**Exercise data:**
*** Block opens ***
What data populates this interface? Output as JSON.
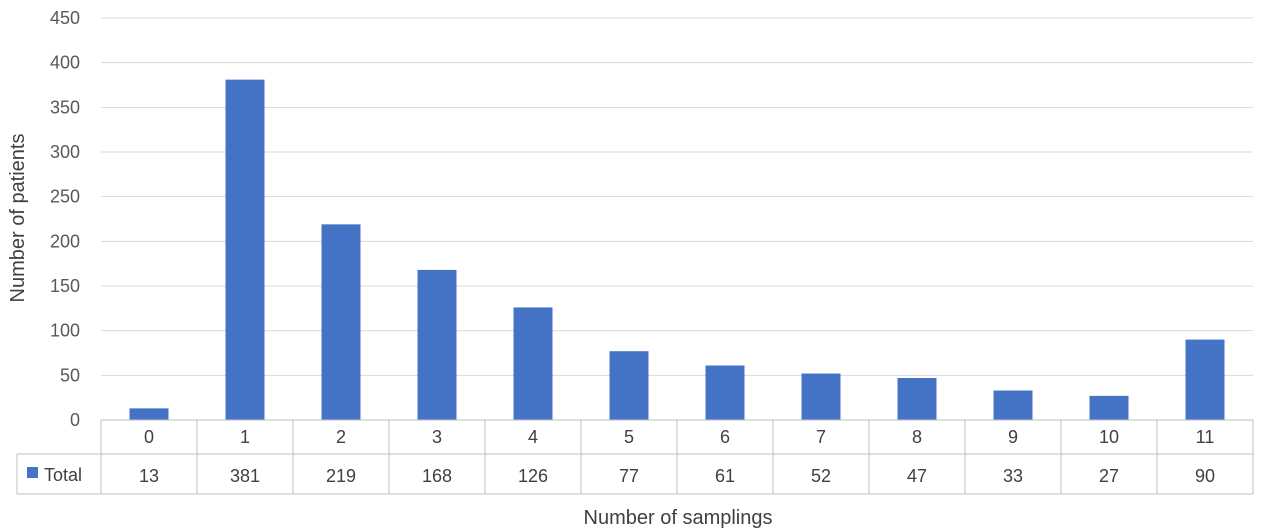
{
  "chart_data": {
    "type": "bar",
    "xlabel": "Number of samplings",
    "ylabel": "Number of patients",
    "ylim": [
      0,
      450
    ],
    "yticks": [
      0,
      50,
      100,
      150,
      200,
      250,
      300,
      350,
      400,
      450
    ],
    "categories": [
      "0",
      "1",
      "2",
      "3",
      "4",
      "5",
      "6",
      "7",
      "8",
      "9",
      "10",
      "11"
    ],
    "series": [
      {
        "name": "Total",
        "values": [
          13,
          381,
          219,
          168,
          126,
          77,
          61,
          52,
          47,
          33,
          27,
          90
        ]
      }
    ],
    "grid": true,
    "data_table": true,
    "bar_color": "#4472C4",
    "grid_color": "#D9D9D9"
  }
}
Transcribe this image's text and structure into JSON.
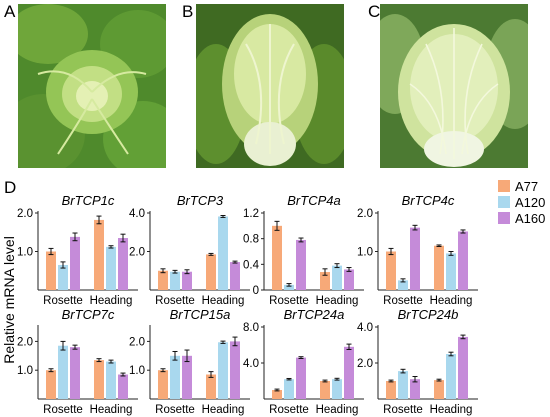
{
  "panels": {
    "a_label": "A",
    "b_label": "B",
    "c_label": "C",
    "d_label": "D"
  },
  "ylabel": "Relative mRNA level",
  "legend": [
    {
      "name": "A77",
      "color": "#f7a978"
    },
    {
      "name": "A120",
      "color": "#a9d8ee"
    },
    {
      "name": "A160",
      "color": "#c58bd9"
    }
  ],
  "chart_data": [
    {
      "type": "bar",
      "title": "BrTCP1c",
      "categories": [
        "Rosette",
        "Heading"
      ],
      "ylim": [
        0,
        2.0
      ],
      "yticks": [
        "1.0",
        "2.0"
      ],
      "tickvals": [
        1.0,
        2.0
      ],
      "series": [
        {
          "name": "A77",
          "values": [
            1.0,
            1.82
          ],
          "err": [
            0.08,
            0.1
          ]
        },
        {
          "name": "A120",
          "values": [
            0.65,
            1.12
          ],
          "err": [
            0.08,
            0.03
          ]
        },
        {
          "name": "A160",
          "values": [
            1.38,
            1.35
          ],
          "err": [
            0.1,
            0.1
          ]
        }
      ]
    },
    {
      "type": "bar",
      "title": "BrTCP3",
      "categories": [
        "Rosette",
        "Heading"
      ],
      "ylim": [
        0,
        4.0
      ],
      "yticks": [
        "2.0",
        "4.0"
      ],
      "tickvals": [
        2.0,
        4.0
      ],
      "series": [
        {
          "name": "A77",
          "values": [
            1.0,
            1.85
          ],
          "err": [
            0.1,
            0.05
          ]
        },
        {
          "name": "A120",
          "values": [
            0.95,
            3.82
          ],
          "err": [
            0.07,
            0.05
          ]
        },
        {
          "name": "A160",
          "values": [
            0.95,
            1.45
          ],
          "err": [
            0.1,
            0.05
          ]
        }
      ]
    },
    {
      "type": "bar",
      "title": "BrTCP4a",
      "categories": [
        "Rosette",
        "Heading"
      ],
      "ylim": [
        0,
        1.2
      ],
      "yticks": [
        "0",
        "0.4",
        "0.8",
        "1.2"
      ],
      "tickvals": [
        0,
        0.4,
        0.8,
        1.2
      ],
      "series": [
        {
          "name": "A77",
          "values": [
            1.0,
            0.28
          ],
          "err": [
            0.07,
            0.05
          ]
        },
        {
          "name": "A120",
          "values": [
            0.08,
            0.38
          ],
          "err": [
            0.02,
            0.03
          ]
        },
        {
          "name": "A160",
          "values": [
            0.78,
            0.32
          ],
          "err": [
            0.03,
            0.03
          ]
        }
      ]
    },
    {
      "type": "bar",
      "title": "BrTCP4c",
      "categories": [
        "Rosette",
        "Heading"
      ],
      "ylim": [
        0,
        2.0
      ],
      "yticks": [
        "1.0",
        "2.0"
      ],
      "tickvals": [
        1.0,
        2.0
      ],
      "series": [
        {
          "name": "A77",
          "values": [
            1.0,
            1.15
          ],
          "err": [
            0.08,
            0.02
          ]
        },
        {
          "name": "A120",
          "values": [
            0.25,
            0.95
          ],
          "err": [
            0.04,
            0.05
          ]
        },
        {
          "name": "A160",
          "values": [
            1.62,
            1.52
          ],
          "err": [
            0.06,
            0.04
          ]
        }
      ]
    },
    {
      "type": "bar",
      "title": "BrTCP7c",
      "categories": [
        "Rosette",
        "Heading"
      ],
      "ylim": [
        0,
        2.5
      ],
      "yticks": [
        "1.0",
        "2.0"
      ],
      "tickvals": [
        1.0,
        2.0
      ],
      "series": [
        {
          "name": "A77",
          "values": [
            1.0,
            1.35
          ],
          "err": [
            0.05,
            0.05
          ]
        },
        {
          "name": "A120",
          "values": [
            1.85,
            1.3
          ],
          "err": [
            0.15,
            0.05
          ]
        },
        {
          "name": "A160",
          "values": [
            1.8,
            0.85
          ],
          "err": [
            0.07,
            0.05
          ]
        }
      ]
    },
    {
      "type": "bar",
      "title": "BrTCP15a",
      "categories": [
        "Rosette",
        "Heading"
      ],
      "ylim": [
        0,
        2.5
      ],
      "yticks": [
        "1.0",
        "2.0"
      ],
      "tickvals": [
        1.0,
        2.0
      ],
      "series": [
        {
          "name": "A77",
          "values": [
            1.0,
            0.85
          ],
          "err": [
            0.05,
            0.1
          ]
        },
        {
          "name": "A120",
          "values": [
            1.5,
            1.97
          ],
          "err": [
            0.15,
            0.04
          ]
        },
        {
          "name": "A160",
          "values": [
            1.5,
            2.0
          ],
          "err": [
            0.2,
            0.15
          ]
        }
      ]
    },
    {
      "type": "bar",
      "title": "BrTCP24a",
      "categories": [
        "Rosette",
        "Heading"
      ],
      "ylim": [
        0,
        8.0
      ],
      "yticks": [
        "4.0",
        "8.0"
      ],
      "tickvals": [
        4.0,
        8.0
      ],
      "series": [
        {
          "name": "A77",
          "values": [
            1.0,
            2.0
          ],
          "err": [
            0.1,
            0.1
          ]
        },
        {
          "name": "A120",
          "values": [
            2.2,
            2.2
          ],
          "err": [
            0.08,
            0.1
          ]
        },
        {
          "name": "A160",
          "values": [
            4.6,
            5.8
          ],
          "err": [
            0.1,
            0.3
          ]
        }
      ]
    },
    {
      "type": "bar",
      "title": "BrTCP24b",
      "categories": [
        "Rosette",
        "Heading"
      ],
      "ylim": [
        0,
        4.0
      ],
      "yticks": [
        "2.0",
        "4.0"
      ],
      "tickvals": [
        2.0,
        4.0
      ],
      "series": [
        {
          "name": "A77",
          "values": [
            1.0,
            1.05
          ],
          "err": [
            0.05,
            0.05
          ]
        },
        {
          "name": "A120",
          "values": [
            1.55,
            2.5
          ],
          "err": [
            0.1,
            0.1
          ]
        },
        {
          "name": "A160",
          "values": [
            1.1,
            3.45
          ],
          "err": [
            0.15,
            0.1
          ]
        }
      ]
    }
  ]
}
*** Block closes ***
**Work task:** Given the word "ylabel", show every line of the records that contains it.

**Solution to this problem:**
    "ylabel": "Number of patients",
  "ylabel": "Relative mRNA level",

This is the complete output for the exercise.